◆ Required task ◆
What follows is a set of records, each of which is to be written out exactly.

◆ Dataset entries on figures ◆
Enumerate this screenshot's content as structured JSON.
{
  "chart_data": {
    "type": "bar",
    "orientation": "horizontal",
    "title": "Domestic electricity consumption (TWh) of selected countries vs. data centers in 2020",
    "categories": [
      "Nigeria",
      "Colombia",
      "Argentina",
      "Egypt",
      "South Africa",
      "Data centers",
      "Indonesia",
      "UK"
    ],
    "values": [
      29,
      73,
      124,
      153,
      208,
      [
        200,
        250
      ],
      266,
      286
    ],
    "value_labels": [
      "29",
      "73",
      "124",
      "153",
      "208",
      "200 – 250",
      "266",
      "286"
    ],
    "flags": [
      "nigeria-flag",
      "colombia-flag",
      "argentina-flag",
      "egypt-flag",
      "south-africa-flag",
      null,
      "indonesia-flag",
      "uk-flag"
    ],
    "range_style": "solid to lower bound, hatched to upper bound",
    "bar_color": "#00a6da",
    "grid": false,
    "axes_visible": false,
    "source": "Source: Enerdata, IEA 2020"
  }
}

◆ Answer to the exercise ◆
Enumerate this screenshot's content as structured JSON.
{
  "chart_data": {
    "type": "bar",
    "orientation": "horizontal",
    "title": "Domestic electricity consumption (TWh) of selected countries vs. data centers in 2020",
    "categories": [
      "Nigeria",
      "Colombia",
      "Argentina",
      "Egypt",
      "South Africa",
      "Data centers",
      "Indonesia",
      "UK"
    ],
    "values": [
      29,
      73,
      124,
      153,
      208,
      [
        200,
        250
      ],
      266,
      286
    ],
    "value_labels": [
      "29",
      "73",
      "124",
      "153",
      "208",
      "200 – 250",
      "266",
      "286"
    ],
    "flags": [
      "nigeria-flag",
      "colombia-flag",
      "argentina-flag",
      "egypt-flag",
      "south-africa-flag",
      null,
      "indonesia-flag",
      "uk-flag"
    ],
    "range_style": "solid to lower bound, hatched to upper bound",
    "bar_color": "#00a6da",
    "grid": false,
    "axes_visible": false,
    "source": "Source: Enerdata, IEA 2020"
  }
}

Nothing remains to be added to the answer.